[Start Records for the exercise]

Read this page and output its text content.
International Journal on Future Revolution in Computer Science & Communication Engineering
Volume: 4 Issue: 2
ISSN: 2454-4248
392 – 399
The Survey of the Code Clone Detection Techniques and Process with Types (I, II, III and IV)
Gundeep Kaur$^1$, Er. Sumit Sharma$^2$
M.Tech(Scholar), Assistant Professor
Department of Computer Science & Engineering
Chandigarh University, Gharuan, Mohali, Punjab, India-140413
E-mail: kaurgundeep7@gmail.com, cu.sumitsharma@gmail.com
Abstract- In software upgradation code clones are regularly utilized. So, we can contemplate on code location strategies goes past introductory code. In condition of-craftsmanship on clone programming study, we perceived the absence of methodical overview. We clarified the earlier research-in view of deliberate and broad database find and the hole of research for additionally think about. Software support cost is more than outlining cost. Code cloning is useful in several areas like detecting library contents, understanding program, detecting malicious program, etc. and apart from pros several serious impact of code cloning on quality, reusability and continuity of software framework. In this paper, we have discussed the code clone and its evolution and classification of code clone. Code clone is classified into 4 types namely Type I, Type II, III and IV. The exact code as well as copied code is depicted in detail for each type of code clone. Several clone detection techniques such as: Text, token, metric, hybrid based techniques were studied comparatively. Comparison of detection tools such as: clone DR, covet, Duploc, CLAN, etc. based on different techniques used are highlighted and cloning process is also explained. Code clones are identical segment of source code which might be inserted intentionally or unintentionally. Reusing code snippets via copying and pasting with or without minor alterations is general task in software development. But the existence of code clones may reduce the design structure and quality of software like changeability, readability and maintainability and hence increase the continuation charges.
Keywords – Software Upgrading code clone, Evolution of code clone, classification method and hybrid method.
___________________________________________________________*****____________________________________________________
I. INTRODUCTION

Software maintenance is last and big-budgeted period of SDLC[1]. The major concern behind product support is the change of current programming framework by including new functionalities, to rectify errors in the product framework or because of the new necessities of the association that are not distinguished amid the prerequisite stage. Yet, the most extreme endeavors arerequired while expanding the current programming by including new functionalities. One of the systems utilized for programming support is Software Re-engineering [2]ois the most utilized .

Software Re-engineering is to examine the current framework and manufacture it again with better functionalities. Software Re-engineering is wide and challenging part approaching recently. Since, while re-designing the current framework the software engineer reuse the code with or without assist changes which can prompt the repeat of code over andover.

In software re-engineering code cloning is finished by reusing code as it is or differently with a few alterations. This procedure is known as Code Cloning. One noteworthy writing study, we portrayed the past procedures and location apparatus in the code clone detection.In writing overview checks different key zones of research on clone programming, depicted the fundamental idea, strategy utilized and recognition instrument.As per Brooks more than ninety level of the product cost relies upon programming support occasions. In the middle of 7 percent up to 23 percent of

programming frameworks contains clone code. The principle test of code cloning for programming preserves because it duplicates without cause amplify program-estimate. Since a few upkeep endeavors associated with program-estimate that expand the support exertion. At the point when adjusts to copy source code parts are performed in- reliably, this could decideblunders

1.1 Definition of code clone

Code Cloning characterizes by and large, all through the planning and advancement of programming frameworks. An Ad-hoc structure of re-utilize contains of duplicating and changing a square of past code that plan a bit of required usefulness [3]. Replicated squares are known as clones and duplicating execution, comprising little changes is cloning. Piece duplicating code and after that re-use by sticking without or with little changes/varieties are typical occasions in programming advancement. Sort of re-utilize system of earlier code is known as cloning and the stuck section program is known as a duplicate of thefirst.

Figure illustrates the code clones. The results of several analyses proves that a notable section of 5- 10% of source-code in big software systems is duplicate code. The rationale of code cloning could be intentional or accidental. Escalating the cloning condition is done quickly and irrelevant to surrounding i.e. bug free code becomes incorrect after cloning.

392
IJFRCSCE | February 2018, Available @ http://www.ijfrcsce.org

[End Records for the exercise]
[Start Records for the exercise]

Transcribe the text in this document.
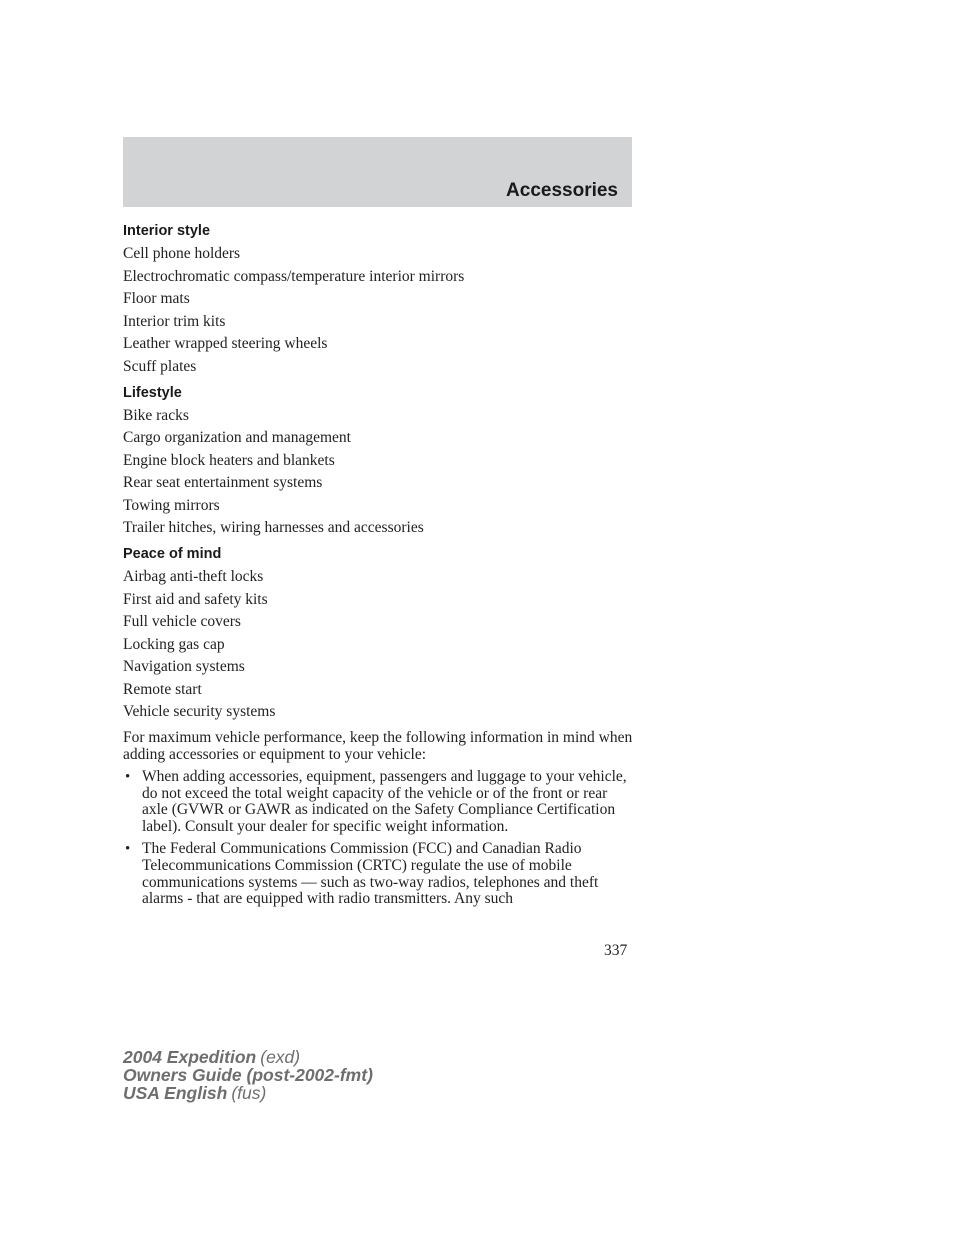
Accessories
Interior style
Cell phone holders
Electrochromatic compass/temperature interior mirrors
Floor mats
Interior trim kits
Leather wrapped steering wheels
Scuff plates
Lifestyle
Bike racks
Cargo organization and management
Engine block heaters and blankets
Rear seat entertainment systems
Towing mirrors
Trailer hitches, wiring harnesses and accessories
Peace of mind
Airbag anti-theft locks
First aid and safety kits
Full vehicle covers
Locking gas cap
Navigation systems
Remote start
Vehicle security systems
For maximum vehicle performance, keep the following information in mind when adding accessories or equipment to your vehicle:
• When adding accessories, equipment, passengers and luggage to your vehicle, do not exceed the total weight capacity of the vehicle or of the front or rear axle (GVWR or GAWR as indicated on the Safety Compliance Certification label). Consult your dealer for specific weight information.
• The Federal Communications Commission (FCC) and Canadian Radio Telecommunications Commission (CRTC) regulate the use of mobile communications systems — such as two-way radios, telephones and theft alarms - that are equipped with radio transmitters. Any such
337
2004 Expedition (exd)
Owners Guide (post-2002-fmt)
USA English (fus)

[End Records for the exercise]
[Start Records for the exercise]

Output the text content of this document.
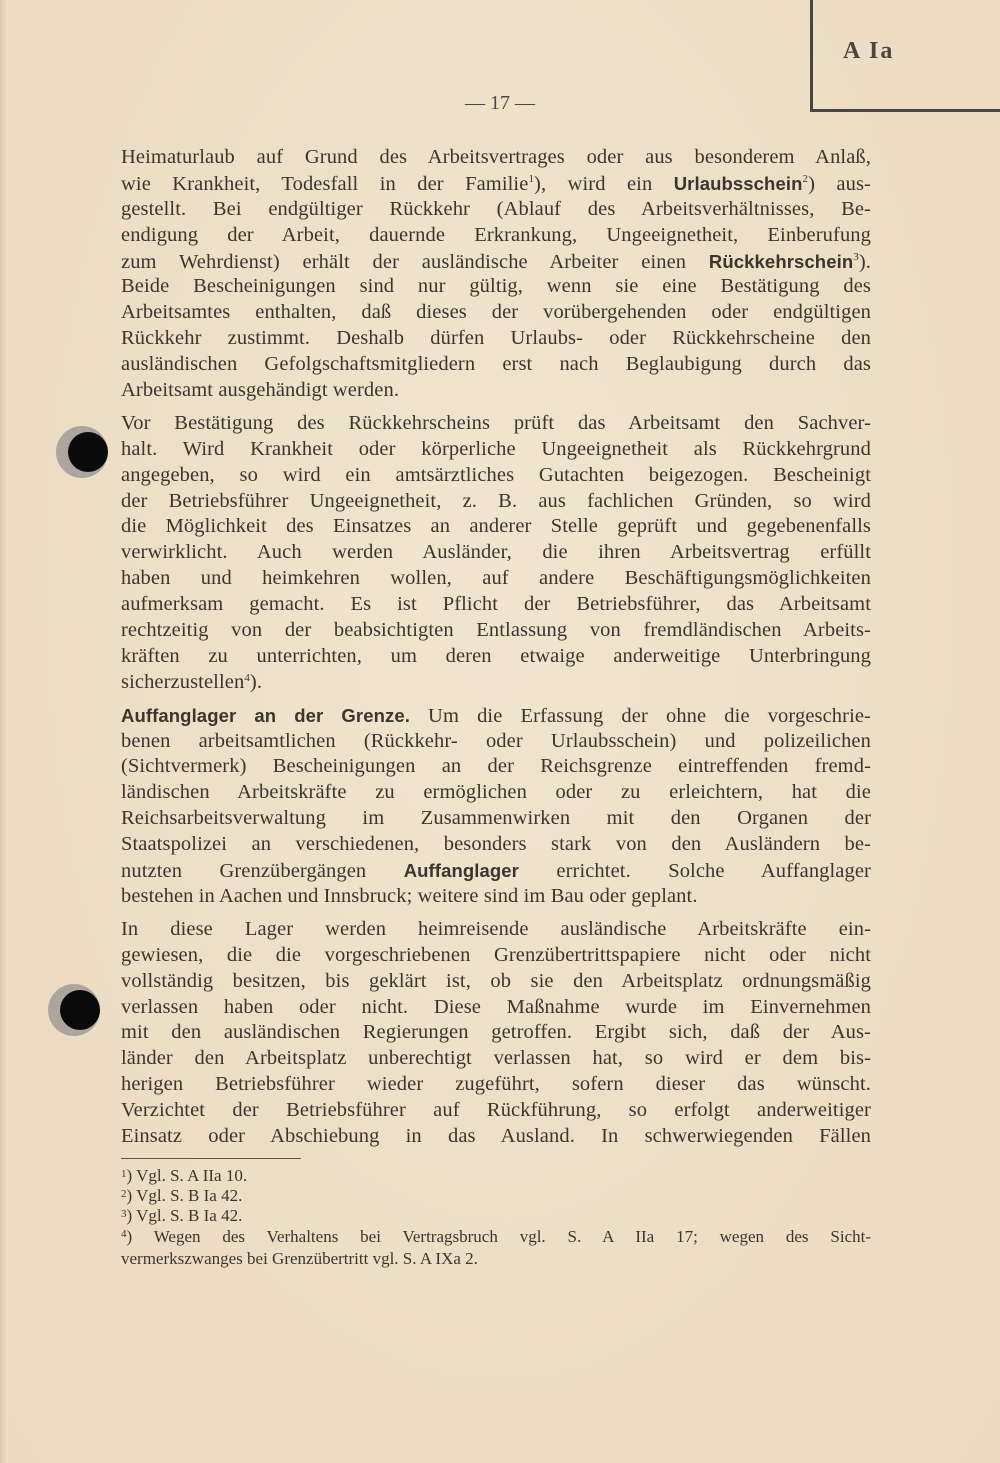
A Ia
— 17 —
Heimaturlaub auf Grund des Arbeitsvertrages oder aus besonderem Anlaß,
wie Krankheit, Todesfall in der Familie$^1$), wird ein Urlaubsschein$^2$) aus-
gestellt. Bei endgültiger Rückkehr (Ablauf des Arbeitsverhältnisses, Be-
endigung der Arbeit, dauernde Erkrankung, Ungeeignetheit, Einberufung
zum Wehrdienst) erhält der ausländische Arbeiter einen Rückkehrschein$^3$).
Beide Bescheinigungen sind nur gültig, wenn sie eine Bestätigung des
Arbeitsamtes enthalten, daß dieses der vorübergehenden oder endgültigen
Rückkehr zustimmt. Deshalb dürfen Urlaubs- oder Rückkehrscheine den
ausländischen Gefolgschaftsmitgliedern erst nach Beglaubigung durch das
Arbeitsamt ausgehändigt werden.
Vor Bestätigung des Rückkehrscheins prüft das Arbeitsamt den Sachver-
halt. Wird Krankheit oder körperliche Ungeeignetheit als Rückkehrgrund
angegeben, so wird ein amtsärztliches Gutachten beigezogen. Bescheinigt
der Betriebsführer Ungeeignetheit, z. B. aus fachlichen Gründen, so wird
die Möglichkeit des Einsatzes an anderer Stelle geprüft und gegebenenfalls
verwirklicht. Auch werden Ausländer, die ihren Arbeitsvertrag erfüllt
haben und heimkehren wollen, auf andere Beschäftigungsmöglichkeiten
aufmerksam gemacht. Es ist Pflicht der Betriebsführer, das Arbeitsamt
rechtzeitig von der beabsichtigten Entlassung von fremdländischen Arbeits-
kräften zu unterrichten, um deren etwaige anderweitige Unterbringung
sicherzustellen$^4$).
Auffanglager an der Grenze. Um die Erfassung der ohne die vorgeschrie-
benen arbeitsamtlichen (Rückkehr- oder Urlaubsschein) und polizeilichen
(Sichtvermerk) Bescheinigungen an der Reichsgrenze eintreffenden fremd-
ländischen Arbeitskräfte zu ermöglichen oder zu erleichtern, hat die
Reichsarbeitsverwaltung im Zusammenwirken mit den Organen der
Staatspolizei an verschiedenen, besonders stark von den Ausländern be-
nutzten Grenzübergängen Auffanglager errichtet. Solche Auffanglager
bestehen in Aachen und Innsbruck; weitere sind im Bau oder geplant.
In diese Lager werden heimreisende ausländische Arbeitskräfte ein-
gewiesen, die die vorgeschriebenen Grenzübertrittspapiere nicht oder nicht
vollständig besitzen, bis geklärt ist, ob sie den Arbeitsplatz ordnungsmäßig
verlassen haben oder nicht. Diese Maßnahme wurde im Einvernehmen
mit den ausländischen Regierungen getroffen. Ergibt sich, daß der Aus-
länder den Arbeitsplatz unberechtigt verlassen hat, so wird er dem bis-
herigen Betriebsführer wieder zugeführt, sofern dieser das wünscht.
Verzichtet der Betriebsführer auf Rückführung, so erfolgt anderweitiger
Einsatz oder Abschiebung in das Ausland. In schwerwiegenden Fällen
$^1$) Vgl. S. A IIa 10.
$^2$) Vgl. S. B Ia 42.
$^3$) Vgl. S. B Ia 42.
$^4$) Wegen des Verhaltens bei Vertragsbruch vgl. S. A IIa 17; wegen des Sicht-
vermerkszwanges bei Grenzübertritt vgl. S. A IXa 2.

[End Records for the exercise]

> **Problem statement**:
Gather every line from the entries above where the word "Krankheit" appears, and copy them.

> **Answer in full**:
wie Krankheit, Todesfall in der Familie$^1$), wird ein Urlaubsschein$^2$) aus-
halt. Wird Krankheit oder körperliche Ungeeignetheit als Rückkehrgrund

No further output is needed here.